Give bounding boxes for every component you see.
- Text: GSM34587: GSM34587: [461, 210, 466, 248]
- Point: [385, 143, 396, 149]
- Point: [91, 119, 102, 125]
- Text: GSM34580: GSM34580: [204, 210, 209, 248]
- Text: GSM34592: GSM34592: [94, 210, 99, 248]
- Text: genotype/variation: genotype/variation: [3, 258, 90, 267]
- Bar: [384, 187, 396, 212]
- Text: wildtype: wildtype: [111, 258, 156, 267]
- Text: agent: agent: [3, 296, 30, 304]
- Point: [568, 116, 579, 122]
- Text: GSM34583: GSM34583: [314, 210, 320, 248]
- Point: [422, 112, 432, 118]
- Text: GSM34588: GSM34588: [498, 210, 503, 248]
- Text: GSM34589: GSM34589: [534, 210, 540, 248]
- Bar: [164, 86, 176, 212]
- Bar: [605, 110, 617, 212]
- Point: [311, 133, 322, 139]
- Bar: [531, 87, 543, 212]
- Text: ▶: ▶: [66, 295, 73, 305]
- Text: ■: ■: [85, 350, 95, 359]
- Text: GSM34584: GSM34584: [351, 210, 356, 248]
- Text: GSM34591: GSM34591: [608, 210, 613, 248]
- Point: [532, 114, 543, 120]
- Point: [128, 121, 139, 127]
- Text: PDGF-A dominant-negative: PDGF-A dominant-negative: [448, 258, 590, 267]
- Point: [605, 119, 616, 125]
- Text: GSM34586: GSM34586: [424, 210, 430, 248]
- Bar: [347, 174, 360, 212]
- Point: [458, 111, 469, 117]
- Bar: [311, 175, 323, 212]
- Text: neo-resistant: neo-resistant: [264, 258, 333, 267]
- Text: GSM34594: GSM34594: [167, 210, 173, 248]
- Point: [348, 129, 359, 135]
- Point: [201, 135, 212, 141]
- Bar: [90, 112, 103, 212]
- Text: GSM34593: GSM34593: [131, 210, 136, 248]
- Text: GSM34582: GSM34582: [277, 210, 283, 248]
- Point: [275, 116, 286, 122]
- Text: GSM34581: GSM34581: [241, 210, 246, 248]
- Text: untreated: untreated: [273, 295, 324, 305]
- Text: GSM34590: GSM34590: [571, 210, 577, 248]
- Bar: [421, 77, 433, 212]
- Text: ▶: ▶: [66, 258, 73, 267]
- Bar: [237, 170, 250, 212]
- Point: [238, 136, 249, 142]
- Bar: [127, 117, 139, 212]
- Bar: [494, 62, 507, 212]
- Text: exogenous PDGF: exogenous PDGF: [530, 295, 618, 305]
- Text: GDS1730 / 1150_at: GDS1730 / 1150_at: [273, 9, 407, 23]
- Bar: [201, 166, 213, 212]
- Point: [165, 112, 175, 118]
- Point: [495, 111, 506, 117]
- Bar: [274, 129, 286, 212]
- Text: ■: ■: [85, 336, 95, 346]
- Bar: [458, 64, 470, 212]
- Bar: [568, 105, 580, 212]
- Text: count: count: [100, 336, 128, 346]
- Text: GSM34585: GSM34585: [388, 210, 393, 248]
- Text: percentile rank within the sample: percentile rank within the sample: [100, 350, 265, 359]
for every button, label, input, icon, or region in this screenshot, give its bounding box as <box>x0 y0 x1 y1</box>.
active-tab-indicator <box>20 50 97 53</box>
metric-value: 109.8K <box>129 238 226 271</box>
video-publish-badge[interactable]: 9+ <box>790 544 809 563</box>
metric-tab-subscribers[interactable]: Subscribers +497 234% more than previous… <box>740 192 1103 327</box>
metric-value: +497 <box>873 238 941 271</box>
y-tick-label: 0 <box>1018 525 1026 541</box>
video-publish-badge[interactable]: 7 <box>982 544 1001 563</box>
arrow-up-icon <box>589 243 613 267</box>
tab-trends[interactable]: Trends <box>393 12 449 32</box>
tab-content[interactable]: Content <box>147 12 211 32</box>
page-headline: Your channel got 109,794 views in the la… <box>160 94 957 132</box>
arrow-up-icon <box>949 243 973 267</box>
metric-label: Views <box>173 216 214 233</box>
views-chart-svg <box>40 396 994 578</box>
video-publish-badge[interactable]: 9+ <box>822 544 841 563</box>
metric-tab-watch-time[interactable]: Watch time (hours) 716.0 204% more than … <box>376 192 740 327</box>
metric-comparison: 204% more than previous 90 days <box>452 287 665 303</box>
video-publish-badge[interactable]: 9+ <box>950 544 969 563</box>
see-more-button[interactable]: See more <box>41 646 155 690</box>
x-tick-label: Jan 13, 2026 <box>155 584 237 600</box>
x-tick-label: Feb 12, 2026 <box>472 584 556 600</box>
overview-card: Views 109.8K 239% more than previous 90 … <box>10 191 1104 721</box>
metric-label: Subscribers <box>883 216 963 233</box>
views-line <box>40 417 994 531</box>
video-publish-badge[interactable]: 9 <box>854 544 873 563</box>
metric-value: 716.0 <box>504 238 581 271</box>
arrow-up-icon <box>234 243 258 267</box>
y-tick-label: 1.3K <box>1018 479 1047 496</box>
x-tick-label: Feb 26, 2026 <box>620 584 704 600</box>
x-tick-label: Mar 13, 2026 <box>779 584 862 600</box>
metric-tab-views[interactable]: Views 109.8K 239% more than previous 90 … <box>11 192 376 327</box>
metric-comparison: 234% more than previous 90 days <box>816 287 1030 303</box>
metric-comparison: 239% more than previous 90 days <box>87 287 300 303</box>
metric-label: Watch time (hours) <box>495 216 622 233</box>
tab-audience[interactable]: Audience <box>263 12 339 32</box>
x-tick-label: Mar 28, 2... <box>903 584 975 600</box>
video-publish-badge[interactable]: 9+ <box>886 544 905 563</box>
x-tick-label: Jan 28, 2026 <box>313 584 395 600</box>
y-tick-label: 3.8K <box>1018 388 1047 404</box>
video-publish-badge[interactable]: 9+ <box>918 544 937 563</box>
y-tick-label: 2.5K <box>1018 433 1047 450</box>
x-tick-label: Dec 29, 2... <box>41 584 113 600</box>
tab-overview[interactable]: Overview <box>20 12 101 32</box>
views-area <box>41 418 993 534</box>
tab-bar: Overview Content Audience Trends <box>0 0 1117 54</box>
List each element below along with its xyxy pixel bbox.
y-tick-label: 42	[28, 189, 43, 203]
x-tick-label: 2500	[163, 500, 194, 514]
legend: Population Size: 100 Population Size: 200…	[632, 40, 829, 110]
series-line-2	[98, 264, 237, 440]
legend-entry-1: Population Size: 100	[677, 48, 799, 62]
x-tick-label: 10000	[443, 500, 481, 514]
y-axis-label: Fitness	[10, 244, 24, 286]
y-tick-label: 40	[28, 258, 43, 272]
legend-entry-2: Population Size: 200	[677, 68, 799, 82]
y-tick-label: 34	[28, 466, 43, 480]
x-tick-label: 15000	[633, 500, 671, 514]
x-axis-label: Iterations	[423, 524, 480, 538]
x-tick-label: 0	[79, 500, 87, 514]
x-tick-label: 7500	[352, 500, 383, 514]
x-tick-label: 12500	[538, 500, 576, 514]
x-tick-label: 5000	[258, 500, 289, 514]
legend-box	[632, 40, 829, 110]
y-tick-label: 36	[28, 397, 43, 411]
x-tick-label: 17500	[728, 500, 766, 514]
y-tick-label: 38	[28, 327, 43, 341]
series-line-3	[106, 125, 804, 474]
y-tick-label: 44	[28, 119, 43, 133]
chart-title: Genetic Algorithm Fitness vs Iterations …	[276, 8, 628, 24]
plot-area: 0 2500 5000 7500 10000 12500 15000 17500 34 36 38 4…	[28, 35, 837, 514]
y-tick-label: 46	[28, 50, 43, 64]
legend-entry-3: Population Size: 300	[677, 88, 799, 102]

* * * * * * *

» Aufgabenstellung:
Schreiben Sie die Zeilen aller Einträge oben unverändert und vollständig ab.

» Übungsergebnis:
Give bounding boxes for every component you see.
- Text: GSM34587: GSM34587: [461, 210, 466, 248]
- Point: [385, 143, 396, 149]
- Point: [91, 119, 102, 125]
- Text: GSM34580: GSM34580: [204, 210, 209, 248]
- Text: GSM34592: GSM34592: [94, 210, 99, 248]
- Text: genotype/variation: genotype/variation: [3, 258, 90, 267]
- Bar: [384, 187, 396, 212]
- Text: wildtype: wildtype: [111, 258, 156, 267]
- Text: agent: agent: [3, 296, 30, 304]
- Point: [568, 116, 579, 122]
- Text: GSM34583: GSM34583: [314, 210, 320, 248]
- Point: [422, 112, 432, 118]
- Text: GSM34588: GSM34588: [498, 210, 503, 248]
- Text: GSM34589: GSM34589: [534, 210, 540, 248]
- Bar: [164, 86, 176, 212]
- Bar: [605, 110, 617, 212]
- Point: [311, 133, 322, 139]
- Bar: [531, 87, 543, 212]
- Text: ▶: ▶: [66, 295, 73, 305]
- Text: ■: ■: [85, 350, 95, 359]
- Text: GSM34584: GSM34584: [351, 210, 356, 248]
- Text: GSM34591: GSM34591: [608, 210, 613, 248]
- Point: [532, 114, 543, 120]
- Point: [128, 121, 139, 127]
- Text: PDGF-A dominant-negative: PDGF-A dominant-negative: [448, 258, 590, 267]
- Point: [605, 119, 616, 125]
- Text: GSM34586: GSM34586: [424, 210, 430, 248]
- Bar: [347, 174, 360, 212]
- Point: [458, 111, 469, 117]
- Bar: [311, 175, 323, 212]
- Text: neo-resistant: neo-resistant: [264, 258, 333, 267]
- Text: GSM34594: GSM34594: [167, 210, 173, 248]
- Point: [348, 129, 359, 135]
- Point: [201, 135, 212, 141]
- Bar: [90, 112, 103, 212]
- Text: GSM34593: GSM34593: [131, 210, 136, 248]
- Text: GSM34582: GSM34582: [277, 210, 283, 248]
- Point: [275, 116, 286, 122]
- Text: GSM34581: GSM34581: [241, 210, 246, 248]
- Text: untreated: untreated: [273, 295, 324, 305]
- Text: GSM34590: GSM34590: [571, 210, 577, 248]
- Bar: [421, 77, 433, 212]
- Text: ▶: ▶: [66, 258, 73, 267]
- Bar: [237, 170, 250, 212]
- Point: [238, 136, 249, 142]
- Bar: [127, 117, 139, 212]
- Bar: [494, 62, 507, 212]
- Text: exogenous PDGF: exogenous PDGF: [530, 295, 618, 305]
- Text: GDS1730 / 1150_at: GDS1730 / 1150_at: [273, 9, 407, 23]
- Bar: [201, 166, 213, 212]
- Point: [165, 112, 175, 118]
- Point: [495, 111, 506, 117]
- Bar: [274, 129, 286, 212]
- Text: ■: ■: [85, 336, 95, 346]
- Bar: [458, 64, 470, 212]
- Bar: [568, 105, 580, 212]
- Text: count: count: [100, 336, 128, 346]
- Text: GSM34585: GSM34585: [388, 210, 393, 248]
- Text: percentile rank within the sample: percentile rank within the sample: [100, 350, 265, 359]
for every button, label, input, icon, or region in this screenshot, give its bounding box as <box>x0 y0 x1 y1</box>.
active-tab-indicator <box>20 50 97 53</box>
metric-value: 109.8K <box>129 238 226 271</box>
video-publish-badge[interactable]: 9+ <box>790 544 809 563</box>
metric-tab-subscribers[interactable]: Subscribers +497 234% more than previous… <box>740 192 1103 327</box>
metric-value: +497 <box>873 238 941 271</box>
y-tick-label: 0 <box>1018 525 1026 541</box>
video-publish-badge[interactable]: 7 <box>982 544 1001 563</box>
arrow-up-icon <box>589 243 613 267</box>
tab-trends[interactable]: Trends <box>393 12 449 32</box>
tab-content[interactable]: Content <box>147 12 211 32</box>
page-headline: Your channel got 109,794 views in the la… <box>160 94 957 132</box>
arrow-up-icon <box>949 243 973 267</box>
metric-label: Views <box>173 216 214 233</box>
views-chart-svg <box>40 396 994 578</box>
video-publish-badge[interactable]: 9+ <box>822 544 841 563</box>
metric-tab-watch-time[interactable]: Watch time (hours) 716.0 204% more than … <box>376 192 740 327</box>
metric-comparison: 204% more than previous 90 days <box>452 287 665 303</box>
video-publish-badge[interactable]: 9+ <box>950 544 969 563</box>
see-more-button[interactable]: See more <box>41 646 155 690</box>
x-tick-label: Jan 13, 2026 <box>155 584 237 600</box>
x-tick-label: Feb 12, 2026 <box>472 584 556 600</box>
overview-card: Views 109.8K 239% more than previous 90 … <box>10 191 1104 721</box>
metric-label: Subscribers <box>883 216 963 233</box>
views-line <box>40 417 994 531</box>
video-publish-badge[interactable]: 9 <box>854 544 873 563</box>
metric-value: 716.0 <box>504 238 581 271</box>
arrow-up-icon <box>234 243 258 267</box>
y-tick-label: 1.3K <box>1018 479 1047 496</box>
x-tick-label: Feb 26, 2026 <box>620 584 704 600</box>
x-tick-label: Mar 13, 2026 <box>779 584 862 600</box>
metric-tab-views[interactable]: Views 109.8K 239% more than previous 90 … <box>11 192 376 327</box>
metric-comparison: 234% more than previous 90 days <box>816 287 1030 303</box>
metric-comparison: 239% more than previous 90 days <box>87 287 300 303</box>
metric-label: Watch time (hours) <box>495 216 622 233</box>
tab-audience[interactable]: Audience <box>263 12 339 32</box>
x-tick-label: Mar 28, 2... <box>903 584 975 600</box>
video-publish-badge[interactable]: 9+ <box>886 544 905 563</box>
x-tick-label: Jan 28, 2026 <box>313 584 395 600</box>
y-tick-label: 3.8K <box>1018 388 1047 404</box>
video-publish-badge[interactable]: 9+ <box>918 544 937 563</box>
y-tick-label: 2.5K <box>1018 433 1047 450</box>
x-tick-label: Dec 29, 2... <box>41 584 113 600</box>
tab-overview[interactable]: Overview <box>20 12 101 32</box>
views-area <box>41 418 993 534</box>
tab-bar: Overview Content Audience Trends <box>0 0 1117 54</box>
List each element below along with its xyxy pixel bbox.
y-tick-label: 42	[28, 189, 43, 203]
x-tick-label: 2500	[163, 500, 194, 514]
legend: Population Size: 100 Population Size: 200…	[632, 40, 829, 110]
series-line-2	[98, 264, 237, 440]
legend-entry-1: Population Size: 100	[677, 48, 799, 62]
x-tick-label: 10000	[443, 500, 481, 514]
y-axis-label: Fitness	[10, 244, 24, 286]
y-tick-label: 40	[28, 258, 43, 272]
legend-entry-2: Population Size: 200	[677, 68, 799, 82]
y-tick-label: 34	[28, 466, 43, 480]
x-tick-label: 15000	[633, 500, 671, 514]
x-axis-label: Iterations	[423, 524, 480, 538]
x-tick-label: 0	[79, 500, 87, 514]
x-tick-label: 7500	[352, 500, 383, 514]
x-tick-label: 12500	[538, 500, 576, 514]
x-tick-label: 5000	[258, 500, 289, 514]
legend-box	[632, 40, 829, 110]
y-tick-label: 36	[28, 397, 43, 411]
x-tick-label: 17500	[728, 500, 766, 514]
y-tick-label: 38	[28, 327, 43, 341]
series-line-3	[106, 125, 804, 474]
y-tick-label: 44	[28, 119, 43, 133]
chart-title: Genetic Algorithm Fitness vs Iterations …	[276, 8, 628, 24]
plot-area: 0 2500 5000 7500 10000 12500 15000 17500 34 36 38 4…	[28, 35, 837, 514]
y-tick-label: 46	[28, 50, 43, 64]
legend-entry-3: Population Size: 300	[677, 88, 799, 102]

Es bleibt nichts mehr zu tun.